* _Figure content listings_
--- START ---

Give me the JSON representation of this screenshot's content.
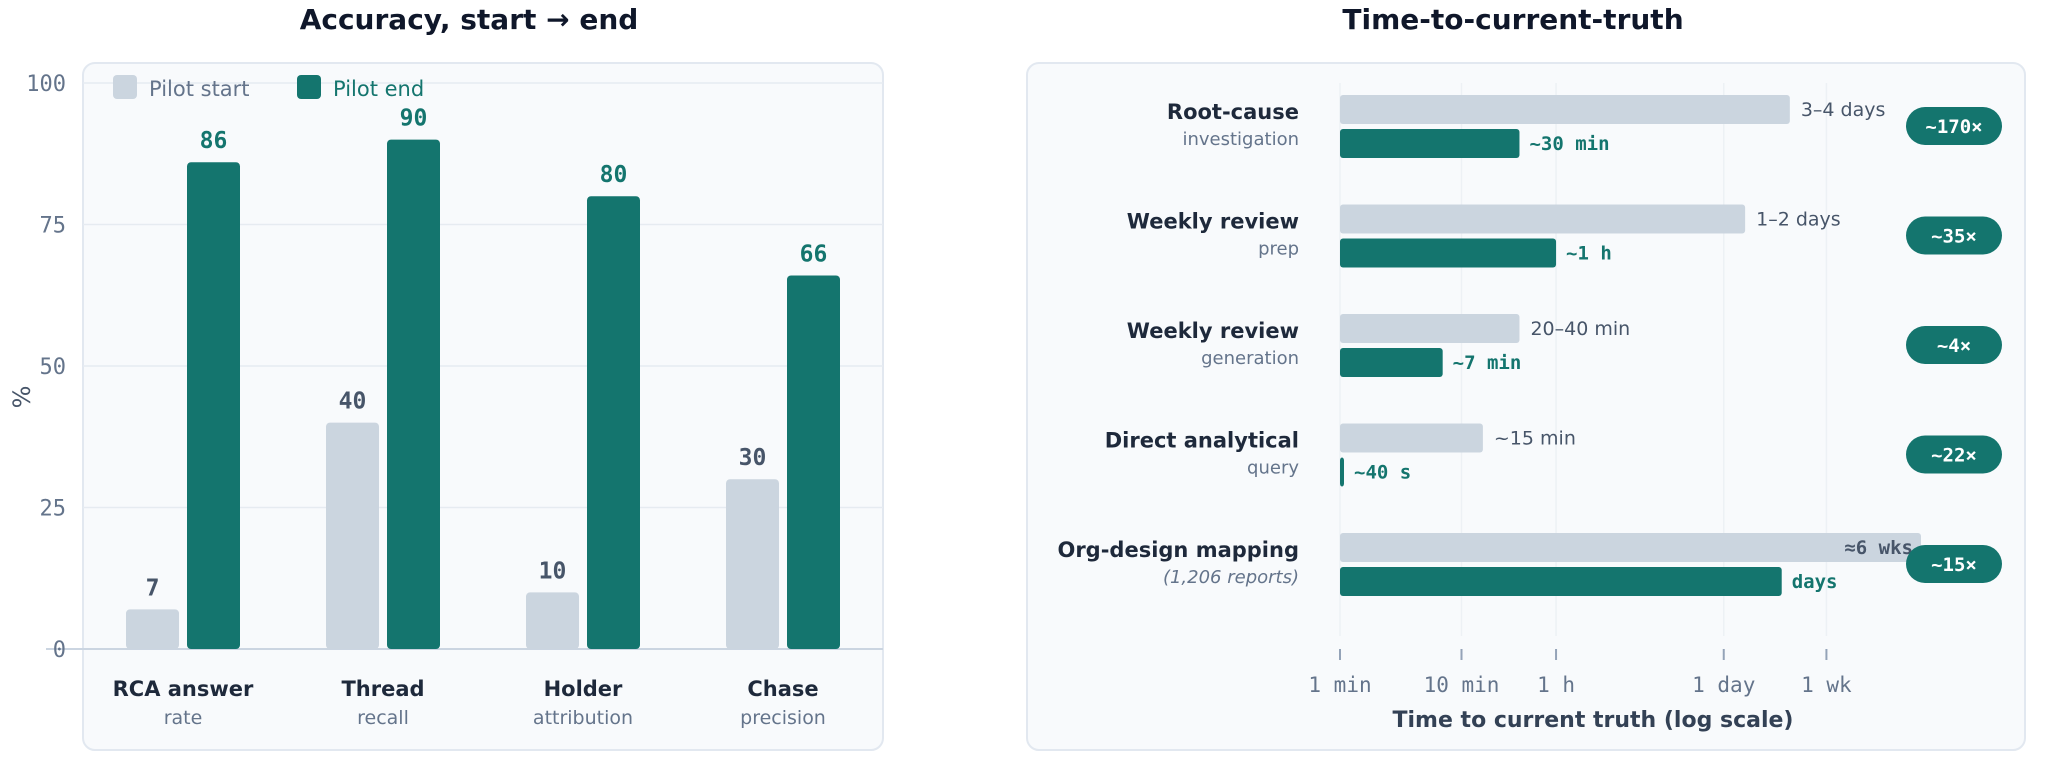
{
  "chart_data": [
    {
      "type": "bar",
      "title": "Accuracy, start → end",
      "ylabel": "%",
      "ylim": [
        0,
        100
      ],
      "yticks": [
        0,
        25,
        50,
        75,
        100
      ],
      "grid": true,
      "legend_position": "top-left",
      "categories": [
        {
          "title": "RCA answer",
          "subtitle": "rate"
        },
        {
          "title": "Thread",
          "subtitle": "recall"
        },
        {
          "title": "Holder",
          "subtitle": "attribution"
        },
        {
          "title": "Chase",
          "subtitle": "precision"
        }
      ],
      "series": [
        {
          "name": "Pilot start",
          "color": "#cbd5df",
          "label_color": "#475569",
          "values": [
            7,
            40,
            10,
            30
          ]
        },
        {
          "name": "Pilot end",
          "color": "#14756e",
          "label_color": "#14756e",
          "values": [
            86,
            90,
            80,
            66
          ]
        }
      ]
    },
    {
      "type": "bar",
      "orientation": "horizontal",
      "title": "Time-to-current-truth",
      "xlabel": "Time to current truth (log scale)",
      "x_scale": "log",
      "x_unit": "minutes",
      "xticks": [
        {
          "label": "1 min",
          "value": 1
        },
        {
          "label": "10 min",
          "value": 10
        },
        {
          "label": "1 h",
          "value": 60
        },
        {
          "label": "1 day",
          "value": 1440
        },
        {
          "label": "1 wk",
          "value": 10080
        }
      ],
      "series_colors": {
        "before": "#cbd5df",
        "after": "#14756e"
      },
      "rows": [
        {
          "title": "Root-cause",
          "subtitle": "investigation",
          "subtitle_italic": false,
          "before_value": 5040,
          "before_label": "3–4 days",
          "after_value": 30,
          "after_label": "~30 min",
          "speedup": "~170×"
        },
        {
          "title": "Weekly review",
          "subtitle": "prep",
          "subtitle_italic": false,
          "before_value": 2160,
          "before_label": "1–2 days",
          "after_value": 60,
          "after_label": "~1 h",
          "speedup": "~35×"
        },
        {
          "title": "Weekly review",
          "subtitle": "generation",
          "subtitle_italic": false,
          "before_value": 30,
          "before_label": "20–40 min",
          "after_value": 7,
          "after_label": "~7 min",
          "speedup": "~4×"
        },
        {
          "title": "Direct analytical",
          "subtitle": "query",
          "subtitle_italic": false,
          "before_value": 15,
          "before_label": "~15 min",
          "after_value": 0.67,
          "after_label": "~40 s",
          "speedup": "~22×"
        },
        {
          "title": "Org-design mapping",
          "subtitle": "(1,206 reports)",
          "subtitle_italic": true,
          "before_value": 60480,
          "before_label": "≈6 wks",
          "after_value": 4320,
          "after_label": "days",
          "speedup": "~15×"
        }
      ]
    }
  ]
}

--- END ---

* _Instructions for the task_
Take the listing above and print it exactly, apart from the pictures.

* _Exercise response_
Give me the JSON representation of this screenshot's content.
{
  "chart_data": [
    {
      "type": "bar",
      "title": "Accuracy, start → end",
      "ylabel": "%",
      "ylim": [
        0,
        100
      ],
      "yticks": [
        0,
        25,
        50,
        75,
        100
      ],
      "grid": true,
      "legend_position": "top-left",
      "categories": [
        {
          "title": "RCA answer",
          "subtitle": "rate"
        },
        {
          "title": "Thread",
          "subtitle": "recall"
        },
        {
          "title": "Holder",
          "subtitle": "attribution"
        },
        {
          "title": "Chase",
          "subtitle": "precision"
        }
      ],
      "series": [
        {
          "name": "Pilot start",
          "color": "#cbd5df",
          "label_color": "#475569",
          "values": [
            7,
            40,
            10,
            30
          ]
        },
        {
          "name": "Pilot end",
          "color": "#14756e",
          "label_color": "#14756e",
          "values": [
            86,
            90,
            80,
            66
          ]
        }
      ]
    },
    {
      "type": "bar",
      "orientation": "horizontal",
      "title": "Time-to-current-truth",
      "xlabel": "Time to current truth (log scale)",
      "x_scale": "log",
      "x_unit": "minutes",
      "xticks": [
        {
          "label": "1 min",
          "value": 1
        },
        {
          "label": "10 min",
          "value": 10
        },
        {
          "label": "1 h",
          "value": 60
        },
        {
          "label": "1 day",
          "value": 1440
        },
        {
          "label": "1 wk",
          "value": 10080
        }
      ],
      "series_colors": {
        "before": "#cbd5df",
        "after": "#14756e"
      },
      "rows": [
        {
          "title": "Root-cause",
          "subtitle": "investigation",
          "subtitle_italic": false,
          "before_value": 5040,
          "before_label": "3–4 days",
          "after_value": 30,
          "after_label": "~30 min",
          "speedup": "~170×"
        },
        {
          "title": "Weekly review",
          "subtitle": "prep",
          "subtitle_italic": false,
          "before_value": 2160,
          "before_label": "1–2 days",
          "after_value": 60,
          "after_label": "~1 h",
          "speedup": "~35×"
        },
        {
          "title": "Weekly review",
          "subtitle": "generation",
          "subtitle_italic": false,
          "before_value": 30,
          "before_label": "20–40 min",
          "after_value": 7,
          "after_label": "~7 min",
          "speedup": "~4×"
        },
        {
          "title": "Direct analytical",
          "subtitle": "query",
          "subtitle_italic": false,
          "before_value": 15,
          "before_label": "~15 min",
          "after_value": 0.67,
          "after_label": "~40 s",
          "speedup": "~22×"
        },
        {
          "title": "Org-design mapping",
          "subtitle": "(1,206 reports)",
          "subtitle_italic": true,
          "before_value": 60480,
          "before_label": "≈6 wks",
          "after_value": 4320,
          "after_label": "days",
          "speedup": "~15×"
        }
      ]
    }
  ]
}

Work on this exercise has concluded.